Part of a data file:
START
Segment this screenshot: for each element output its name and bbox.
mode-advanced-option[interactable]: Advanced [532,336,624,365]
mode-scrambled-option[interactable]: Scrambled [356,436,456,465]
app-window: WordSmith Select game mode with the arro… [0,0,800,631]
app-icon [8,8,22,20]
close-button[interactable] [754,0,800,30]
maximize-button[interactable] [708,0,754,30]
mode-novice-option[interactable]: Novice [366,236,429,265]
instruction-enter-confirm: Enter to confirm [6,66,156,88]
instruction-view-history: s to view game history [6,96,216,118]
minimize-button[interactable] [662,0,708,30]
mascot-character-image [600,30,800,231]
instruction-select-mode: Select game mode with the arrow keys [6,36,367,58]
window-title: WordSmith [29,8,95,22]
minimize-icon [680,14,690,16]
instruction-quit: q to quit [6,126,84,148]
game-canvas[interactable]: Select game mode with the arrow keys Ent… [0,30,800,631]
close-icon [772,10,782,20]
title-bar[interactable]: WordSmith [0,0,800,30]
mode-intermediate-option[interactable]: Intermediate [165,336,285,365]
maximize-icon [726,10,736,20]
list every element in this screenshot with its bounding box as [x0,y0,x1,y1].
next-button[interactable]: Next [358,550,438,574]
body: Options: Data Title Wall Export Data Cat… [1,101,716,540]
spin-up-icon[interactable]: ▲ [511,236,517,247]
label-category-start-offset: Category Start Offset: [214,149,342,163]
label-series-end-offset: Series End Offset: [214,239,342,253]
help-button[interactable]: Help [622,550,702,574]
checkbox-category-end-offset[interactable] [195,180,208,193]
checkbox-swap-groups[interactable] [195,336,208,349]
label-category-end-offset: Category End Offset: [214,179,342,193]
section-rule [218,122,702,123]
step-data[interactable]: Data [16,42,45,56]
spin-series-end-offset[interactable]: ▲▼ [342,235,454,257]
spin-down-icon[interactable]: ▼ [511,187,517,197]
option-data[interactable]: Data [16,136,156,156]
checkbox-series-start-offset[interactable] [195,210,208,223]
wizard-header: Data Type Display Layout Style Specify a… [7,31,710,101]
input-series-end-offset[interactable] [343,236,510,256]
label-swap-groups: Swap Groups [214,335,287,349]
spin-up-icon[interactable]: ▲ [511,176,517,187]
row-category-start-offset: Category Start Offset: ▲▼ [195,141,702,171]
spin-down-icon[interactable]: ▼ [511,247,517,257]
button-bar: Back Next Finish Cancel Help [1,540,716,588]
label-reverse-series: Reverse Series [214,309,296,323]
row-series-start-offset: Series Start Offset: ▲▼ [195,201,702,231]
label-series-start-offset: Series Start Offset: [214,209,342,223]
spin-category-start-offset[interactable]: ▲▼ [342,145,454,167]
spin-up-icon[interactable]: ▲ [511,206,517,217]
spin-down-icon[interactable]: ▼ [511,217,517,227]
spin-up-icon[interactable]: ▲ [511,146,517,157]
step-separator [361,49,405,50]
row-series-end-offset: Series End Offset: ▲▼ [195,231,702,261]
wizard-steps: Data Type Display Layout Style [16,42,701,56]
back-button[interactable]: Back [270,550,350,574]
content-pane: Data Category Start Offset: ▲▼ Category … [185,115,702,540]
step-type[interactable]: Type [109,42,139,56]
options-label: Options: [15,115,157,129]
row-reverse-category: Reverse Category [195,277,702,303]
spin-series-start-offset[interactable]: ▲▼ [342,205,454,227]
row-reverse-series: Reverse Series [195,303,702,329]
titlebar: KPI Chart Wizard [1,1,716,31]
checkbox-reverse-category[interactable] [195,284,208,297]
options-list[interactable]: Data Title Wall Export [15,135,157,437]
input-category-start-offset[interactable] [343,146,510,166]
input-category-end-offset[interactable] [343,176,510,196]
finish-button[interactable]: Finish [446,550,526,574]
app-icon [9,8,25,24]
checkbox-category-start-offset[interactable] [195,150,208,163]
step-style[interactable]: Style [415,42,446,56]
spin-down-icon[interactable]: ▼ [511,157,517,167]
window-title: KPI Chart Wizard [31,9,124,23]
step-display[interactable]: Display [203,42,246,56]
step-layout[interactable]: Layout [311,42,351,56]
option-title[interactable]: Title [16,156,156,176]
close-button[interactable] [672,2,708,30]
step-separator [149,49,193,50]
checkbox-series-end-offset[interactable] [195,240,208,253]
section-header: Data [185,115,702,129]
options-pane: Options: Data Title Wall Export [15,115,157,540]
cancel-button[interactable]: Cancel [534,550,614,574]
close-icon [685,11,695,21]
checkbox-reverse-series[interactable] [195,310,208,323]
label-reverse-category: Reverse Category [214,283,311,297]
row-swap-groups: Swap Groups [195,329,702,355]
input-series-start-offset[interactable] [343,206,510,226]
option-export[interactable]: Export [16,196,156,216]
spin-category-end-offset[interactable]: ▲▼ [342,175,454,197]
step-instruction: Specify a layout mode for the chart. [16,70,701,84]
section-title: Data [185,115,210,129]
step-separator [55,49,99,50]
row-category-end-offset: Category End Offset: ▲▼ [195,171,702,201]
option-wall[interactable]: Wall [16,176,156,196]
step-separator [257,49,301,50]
END
• **The task**: Render all of the data above as a numbered list, leaving out any blank lines.

• **Reply**:
1. Segment this screenshot: for each element output its name and bbox.
2. mode-advanced-option[interactable]: Advanced [532,336,624,365]
3. mode-scrambled-option[interactable]: Scrambled [356,436,456,465]
4. app-window: WordSmith Select game mode with the arro… [0,0,800,631]
5. app-icon [8,8,22,20]
6. close-button[interactable] [754,0,800,30]
7. maximize-button[interactable] [708,0,754,30]
8. mode-novice-option[interactable]: Novice [366,236,429,265]
9. instruction-enter-confirm: Enter to confirm [6,66,156,88]
10. instruction-view-history: s to view game history [6,96,216,118]
11. minimize-button[interactable] [662,0,708,30]
12. mascot-character-image [600,30,800,231]
13. instruction-select-mode: Select game mode with the arrow keys [6,36,367,58]
14. window-title: WordSmith [29,8,95,22]
15. minimize-icon [680,14,690,16]
16. instruction-quit: q to quit [6,126,84,148]
17. game-canvas[interactable]: Select game mode with the arrow keys Ent… [0,30,800,631]
18. close-icon [772,10,782,20]
19. title-bar[interactable]: WordSmith [0,0,800,30]
20. mode-intermediate-option[interactable]: Intermediate [165,336,285,365]
21. maximize-icon [726,10,736,20]
22. list every element in this screenshot with its bounding box as [x0,y0,x1,y1].
23. next-button[interactable]: Next [358,550,438,574]
24. body: Options: Data Title Wall Export Data Cat… [1,101,716,540]
25. spin-up-icon[interactable]: ▲ [511,236,517,247]
26. label-category-start-offset: Category Start Offset: [214,149,342,163]
27. label-series-end-offset: Series End Offset: [214,239,342,253]
28. help-button[interactable]: Help [622,550,702,574]
29. checkbox-category-end-offset[interactable] [195,180,208,193]
30. checkbox-swap-groups[interactable] [195,336,208,349]
31. label-category-end-offset: Category End Offset: [214,179,342,193]
32. section-rule [218,122,702,123]
33. step-data[interactable]: Data [16,42,45,56]
34. spin-series-end-offset[interactable]: ▲▼ [342,235,454,257]
35. spin-down-icon[interactable]: ▼ [511,187,517,197]
36. option-data[interactable]: Data [16,136,156,156]
37. checkbox-series-start-offset[interactable] [195,210,208,223]
38. wizard-header: Data Type Display Layout Style Specify a… [7,31,710,101]
39. input-series-end-offset[interactable] [343,236,510,256]
40. label-swap-groups: Swap Groups [214,335,287,349]
41. spin-up-icon[interactable]: ▲ [511,176,517,187]
42. row-category-start-offset: Category Start Offset: ▲▼ [195,141,702,171]
43. spin-down-icon[interactable]: ▼ [511,247,517,257]
44. button-bar: Back Next Finish Cancel Help [1,540,716,588]
45. label-reverse-series: Reverse Series [214,309,296,323]
46. row-series-start-offset: Series Start Offset: ▲▼ [195,201,702,231]
47. label-series-start-offset: Series Start Offset: [214,209,342,223]
48. spin-category-start-offset[interactable]: ▲▼ [342,145,454,167]
49. spin-up-icon[interactable]: ▲ [511,206,517,217]
50. spin-down-icon[interactable]: ▼ [511,217,517,227]
51. spin-up-icon[interactable]: ▲ [511,146,517,157]
52. step-separator [361,49,405,50]
53. row-series-end-offset: Series End Offset: ▲▼ [195,231,702,261]
54. wizard-steps: Data Type Display Layout Style [16,42,701,56]
55. back-button[interactable]: Back [270,550,350,574]
56. content-pane: Data Category Start Offset: ▲▼ Category … [185,115,702,540]
57. step-type[interactable]: Type [109,42,139,56]
58. options-label: Options: [15,115,157,129]
59. row-reverse-category: Reverse Category [195,277,702,303]
60. spin-series-start-offset[interactable]: ▲▼ [342,205,454,227]
61. row-reverse-series: Reverse Series [195,303,702,329]
62. titlebar: KPI Chart Wizard [1,1,716,31]
63. checkbox-reverse-category[interactable] [195,284,208,297]
64. options-list[interactable]: Data Title Wall Export [15,135,157,437]
65. input-category-start-offset[interactable] [343,146,510,166]
66. input-category-end-offset[interactable] [343,176,510,196]
67. finish-button[interactable]: Finish [446,550,526,574]
68. app-icon [9,8,25,24]
69. checkbox-category-start-offset[interactable] [195,150,208,163]
70. step-style[interactable]: Style [415,42,446,56]
71. spin-down-icon[interactable]: ▼ [511,157,517,167]
72. window-title: KPI Chart Wizard [31,9,124,23]
73. step-display[interactable]: Display [203,42,246,56]
74. step-layout[interactable]: Layout [311,42,351,56]
75. option-title[interactable]: Title [16,156,156,176]
76. close-button[interactable] [672,2,708,30]
77. step-separator [149,49,193,50]
78. checkbox-series-end-offset[interactable] [195,240,208,253]
79. section-header: Data [185,115,702,129]
80. options-pane: Options: Data Title Wall Export [15,115,157,540]
81. cancel-button[interactable]: Cancel [534,550,614,574]
82. close-icon [685,11,695,21]
83. checkbox-reverse-series[interactable] [195,310,208,323]
84. label-reverse-category: Reverse Category [214,283,311,297]
85. row-swap-groups: Swap Groups [195,329,702,355]
86. input-series-start-offset[interactable] [343,206,510,226]
87. option-export[interactable]: Export [16,196,156,216]
88. spin-category-end-offset[interactable]: ▲▼ [342,175,454,197]
89. step-instruction: Specify a layout mode for the chart. [16,70,701,84]
90. section-title: Data [185,115,210,129]
91. step-separator [55,49,99,50]
92. row-category-end-offset: Category End Offset: ▲▼ [195,171,702,201]
93. option-wall[interactable]: Wall [16,176,156,196]
94. step-separator [257,49,301,50]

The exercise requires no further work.